> [Exercise description] Skip the images and return the records below exactly.

----- Information given

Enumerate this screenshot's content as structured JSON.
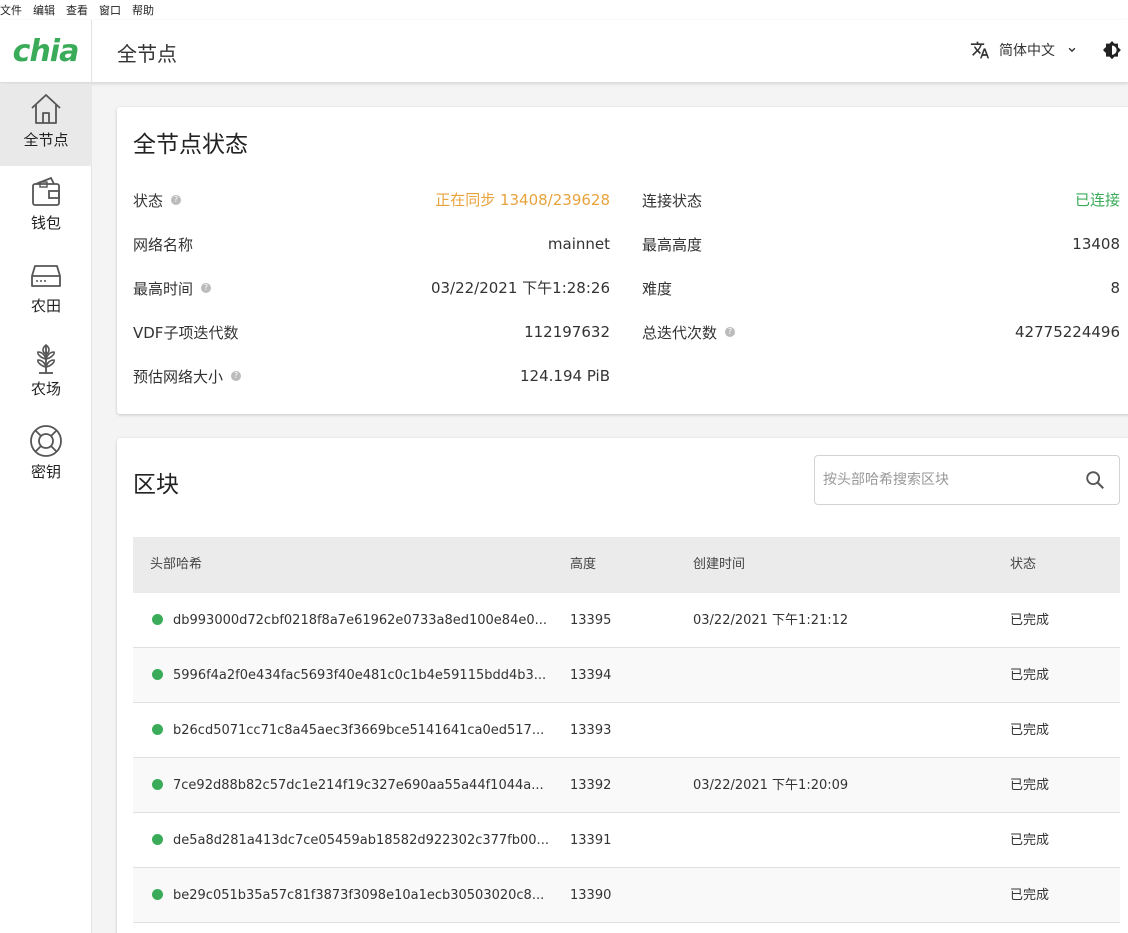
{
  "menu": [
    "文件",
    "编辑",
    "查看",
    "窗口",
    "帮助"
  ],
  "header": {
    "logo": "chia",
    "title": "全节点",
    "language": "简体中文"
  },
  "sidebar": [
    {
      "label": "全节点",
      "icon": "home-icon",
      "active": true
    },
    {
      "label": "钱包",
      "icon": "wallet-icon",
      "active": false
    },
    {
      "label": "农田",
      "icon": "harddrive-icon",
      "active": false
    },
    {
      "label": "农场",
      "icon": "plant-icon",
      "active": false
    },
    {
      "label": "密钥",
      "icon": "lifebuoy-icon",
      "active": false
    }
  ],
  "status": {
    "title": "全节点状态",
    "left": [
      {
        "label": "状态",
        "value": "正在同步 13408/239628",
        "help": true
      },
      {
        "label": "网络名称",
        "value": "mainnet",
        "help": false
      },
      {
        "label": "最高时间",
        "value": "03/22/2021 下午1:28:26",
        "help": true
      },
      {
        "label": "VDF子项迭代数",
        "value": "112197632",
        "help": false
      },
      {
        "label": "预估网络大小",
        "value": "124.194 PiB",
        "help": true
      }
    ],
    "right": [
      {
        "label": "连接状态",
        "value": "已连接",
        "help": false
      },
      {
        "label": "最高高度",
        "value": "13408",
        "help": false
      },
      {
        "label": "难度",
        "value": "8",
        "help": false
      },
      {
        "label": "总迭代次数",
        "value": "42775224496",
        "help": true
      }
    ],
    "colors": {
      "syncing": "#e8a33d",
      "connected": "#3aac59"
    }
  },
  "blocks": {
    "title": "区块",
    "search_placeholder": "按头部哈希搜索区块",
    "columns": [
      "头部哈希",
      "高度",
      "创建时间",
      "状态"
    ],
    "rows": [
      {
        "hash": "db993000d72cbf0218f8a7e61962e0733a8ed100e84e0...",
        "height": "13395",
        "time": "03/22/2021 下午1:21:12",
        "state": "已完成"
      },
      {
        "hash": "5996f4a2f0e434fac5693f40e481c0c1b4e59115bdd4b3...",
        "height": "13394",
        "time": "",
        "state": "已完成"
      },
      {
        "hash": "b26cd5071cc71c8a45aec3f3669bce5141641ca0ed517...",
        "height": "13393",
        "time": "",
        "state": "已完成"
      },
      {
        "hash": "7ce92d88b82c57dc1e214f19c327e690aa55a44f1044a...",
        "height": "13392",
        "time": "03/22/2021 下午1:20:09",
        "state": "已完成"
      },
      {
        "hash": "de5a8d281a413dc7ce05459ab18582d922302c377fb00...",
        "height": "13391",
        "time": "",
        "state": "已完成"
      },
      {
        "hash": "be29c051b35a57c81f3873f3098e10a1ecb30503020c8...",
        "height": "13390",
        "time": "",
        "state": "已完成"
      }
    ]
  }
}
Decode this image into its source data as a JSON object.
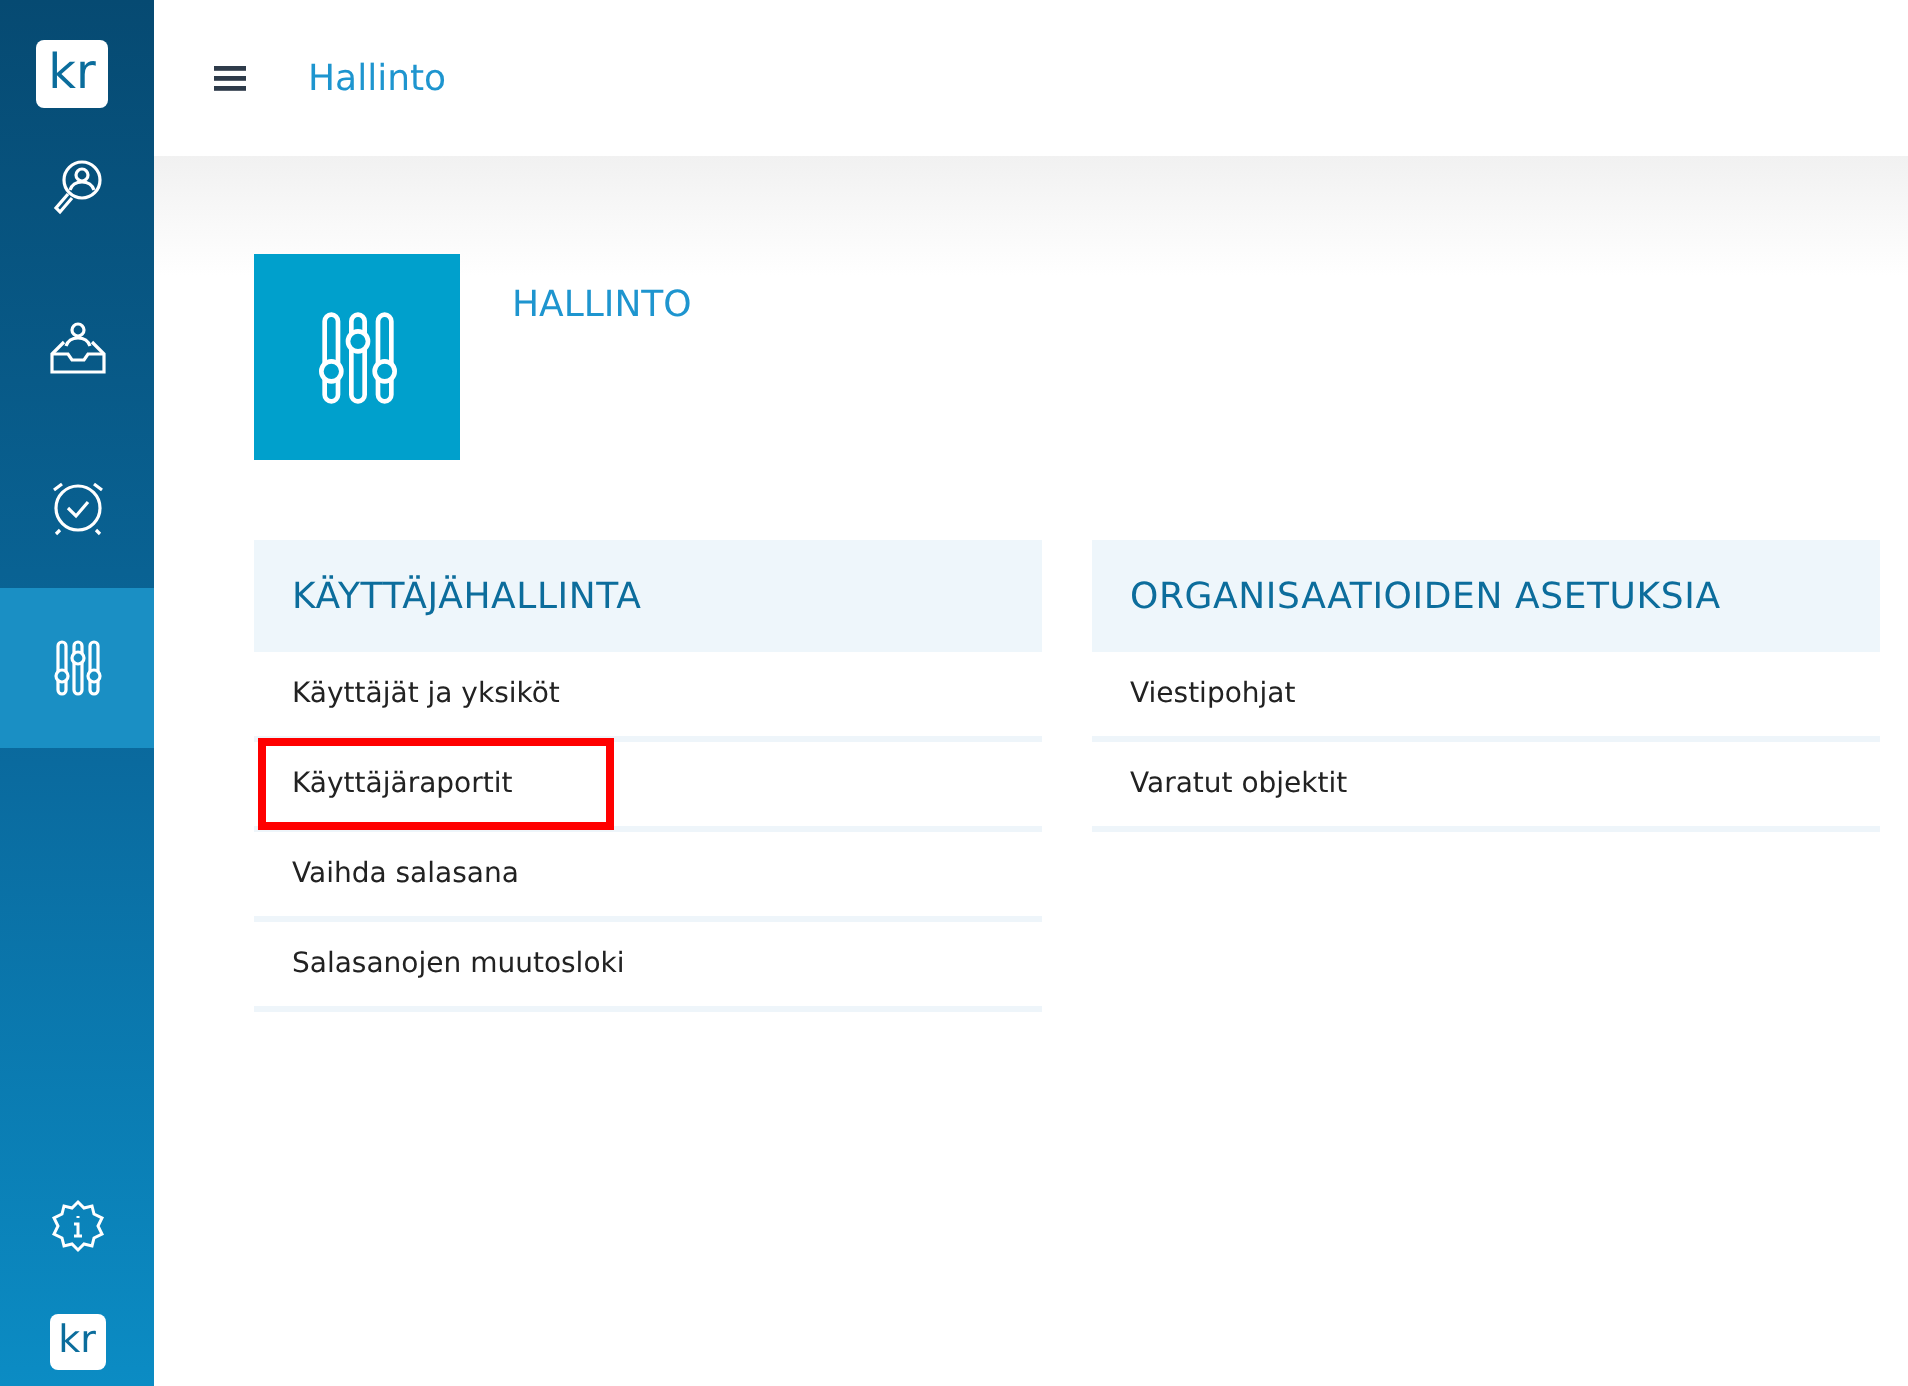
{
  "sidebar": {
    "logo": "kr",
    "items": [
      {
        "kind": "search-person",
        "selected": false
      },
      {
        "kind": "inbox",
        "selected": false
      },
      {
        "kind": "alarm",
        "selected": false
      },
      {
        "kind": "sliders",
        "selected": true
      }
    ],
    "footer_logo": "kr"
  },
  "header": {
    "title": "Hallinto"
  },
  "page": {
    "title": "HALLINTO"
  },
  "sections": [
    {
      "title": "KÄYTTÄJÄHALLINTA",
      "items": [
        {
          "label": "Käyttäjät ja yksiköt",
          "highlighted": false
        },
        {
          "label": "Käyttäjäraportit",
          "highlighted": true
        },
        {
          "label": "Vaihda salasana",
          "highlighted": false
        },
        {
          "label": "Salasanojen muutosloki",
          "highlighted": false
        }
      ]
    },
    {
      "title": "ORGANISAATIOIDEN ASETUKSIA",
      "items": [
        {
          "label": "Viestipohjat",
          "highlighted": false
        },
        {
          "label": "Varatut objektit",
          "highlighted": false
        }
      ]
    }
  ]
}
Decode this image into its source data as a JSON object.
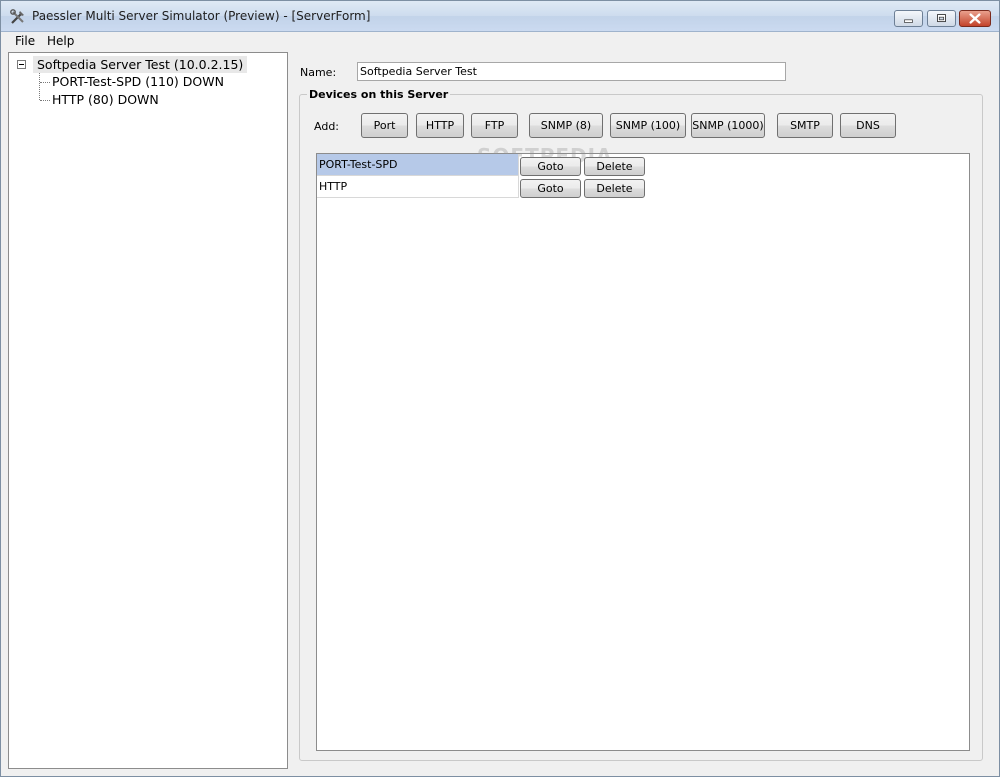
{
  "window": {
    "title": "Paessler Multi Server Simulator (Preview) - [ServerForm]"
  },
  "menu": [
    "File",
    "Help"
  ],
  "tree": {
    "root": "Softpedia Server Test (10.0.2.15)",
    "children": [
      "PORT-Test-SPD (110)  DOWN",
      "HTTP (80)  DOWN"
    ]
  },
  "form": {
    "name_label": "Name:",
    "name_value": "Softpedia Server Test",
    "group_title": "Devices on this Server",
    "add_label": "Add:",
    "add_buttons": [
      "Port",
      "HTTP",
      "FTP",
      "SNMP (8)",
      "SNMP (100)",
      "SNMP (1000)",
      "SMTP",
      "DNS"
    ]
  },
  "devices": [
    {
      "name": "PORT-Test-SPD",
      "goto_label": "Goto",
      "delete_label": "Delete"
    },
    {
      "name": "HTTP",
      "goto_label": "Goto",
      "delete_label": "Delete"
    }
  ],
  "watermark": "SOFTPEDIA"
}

----------

> [Response to the exercise]
Enumerate this screenshot's content as structured JSON.
{
  "menu": [
    "文件",
    "编辑",
    "查看",
    "窗口",
    "帮助"
  ],
  "header": {
    "logo": "chia",
    "title": "全节点",
    "language": "简体中文"
  },
  "sidebar": [
    {
      "label": "全节点",
      "icon": "home-icon",
      "active": true
    },
    {
      "label": "钱包",
      "icon": "wallet-icon",
      "active": false
    },
    {
      "label": "农田",
      "icon": "harddrive-icon",
      "active": false
    },
    {
      "label": "农场",
      "icon": "plant-icon",
      "active": false
    },
    {
      "label": "密钥",
      "icon": "lifebuoy-icon",
      "active": false
    }
  ],
  "status": {
    "title": "全节点状态",
    "left": [
      {
        "label": "状态",
        "value": "正在同步 13408/239628",
        "help": true
      },
      {
        "label": "网络名称",
        "value": "mainnet",
        "help": false
      },
      {
        "label": "最高时间",
        "value": "03/22/2021 下午1:28:26",
        "help": true
      },
      {
        "label": "VDF子项迭代数",
        "value": "112197632",
        "help": false
      },
      {
        "label": "预估网络大小",
        "value": "124.194 PiB",
        "help": true
      }
    ],
    "right": [
      {
        "label": "连接状态",
        "value": "已连接",
        "help": false
      },
      {
        "label": "最高高度",
        "value": "13408",
        "help": false
      },
      {
        "label": "难度",
        "value": "8",
        "help": false
      },
      {
        "label": "总迭代次数",
        "value": "42775224496",
        "help": true
      }
    ],
    "colors": {
      "syncing": "#e8a33d",
      "connected": "#3aac59"
    }
  },
  "blocks": {
    "title": "区块",
    "search_placeholder": "按头部哈希搜索区块",
    "columns": [
      "头部哈希",
      "高度",
      "创建时间",
      "状态"
    ],
    "rows": [
      {
        "hash": "db993000d72cbf0218f8a7e61962e0733a8ed100e84e0...",
        "height": "13395",
        "time": "03/22/2021 下午1:21:12",
        "state": "已完成"
      },
      {
        "hash": "5996f4a2f0e434fac5693f40e481c0c1b4e59115bdd4b3...",
        "height": "13394",
        "time": "",
        "state": "已完成"
      },
      {
        "hash": "b26cd5071cc71c8a45aec3f3669bce5141641ca0ed517...",
        "height": "13393",
        "time": "",
        "state": "已完成"
      },
      {
        "hash": "7ce92d88b82c57dc1e214f19c327e690aa55a44f1044a...",
        "height": "13392",
        "time": "03/22/2021 下午1:20:09",
        "state": "已完成"
      },
      {
        "hash": "de5a8d281a413dc7ce05459ab18582d922302c377fb00...",
        "height": "13391",
        "time": "",
        "state": "已完成"
      },
      {
        "hash": "be29c051b35a57c81f3873f3098e10a1ecb30503020c8...",
        "height": "13390",
        "time": "",
        "state": "已完成"
      }
    ]
  }
}
Decode this image into its source data as a JSON object.
{
  "sidebar": {
    "logo": "kr",
    "items": [
      {
        "kind": "search-person",
        "selected": false
      },
      {
        "kind": "inbox",
        "selected": false
      },
      {
        "kind": "alarm",
        "selected": false
      },
      {
        "kind": "sliders",
        "selected": true
      }
    ],
    "footer_logo": "kr"
  },
  "header": {
    "title": "Hallinto"
  },
  "page": {
    "title": "HALLINTO"
  },
  "sections": [
    {
      "title": "KÄYTTÄJÄHALLINTA",
      "items": [
        {
          "label": "Käyttäjät ja yksiköt",
          "highlighted": false
        },
        {
          "label": "Käyttäjäraportit",
          "highlighted": true
        },
        {
          "label": "Vaihda salasana",
          "highlighted": false
        },
        {
          "label": "Salasanojen muutosloki",
          "highlighted": false
        }
      ]
    },
    {
      "title": "ORGANISAATIOIDEN ASETUKSIA",
      "items": [
        {
          "label": "Viestipohjat",
          "highlighted": false
        },
        {
          "label": "Varatut objektit",
          "highlighted": false
        }
      ]
    }
  ]
}
Decode this image into its source data as a JSON object.
{
  "window": {
    "title": "Paessler Multi Server Simulator (Preview) - [ServerForm]"
  },
  "menu": [
    "File",
    "Help"
  ],
  "tree": {
    "root": "Softpedia Server Test (10.0.2.15)",
    "children": [
      "PORT-Test-SPD (110)  DOWN",
      "HTTP (80)  DOWN"
    ]
  },
  "form": {
    "name_label": "Name:",
    "name_value": "Softpedia Server Test",
    "group_title": "Devices on this Server",
    "add_label": "Add:",
    "add_buttons": [
      "Port",
      "HTTP",
      "FTP",
      "SNMP (8)",
      "SNMP (100)",
      "SNMP (1000)",
      "SMTP",
      "DNS"
    ]
  },
  "devices": [
    {
      "name": "PORT-Test-SPD",
      "goto_label": "Goto",
      "delete_label": "Delete"
    },
    {
      "name": "HTTP",
      "goto_label": "Goto",
      "delete_label": "Delete"
    }
  ],
  "watermark": "SOFTPEDIA"
}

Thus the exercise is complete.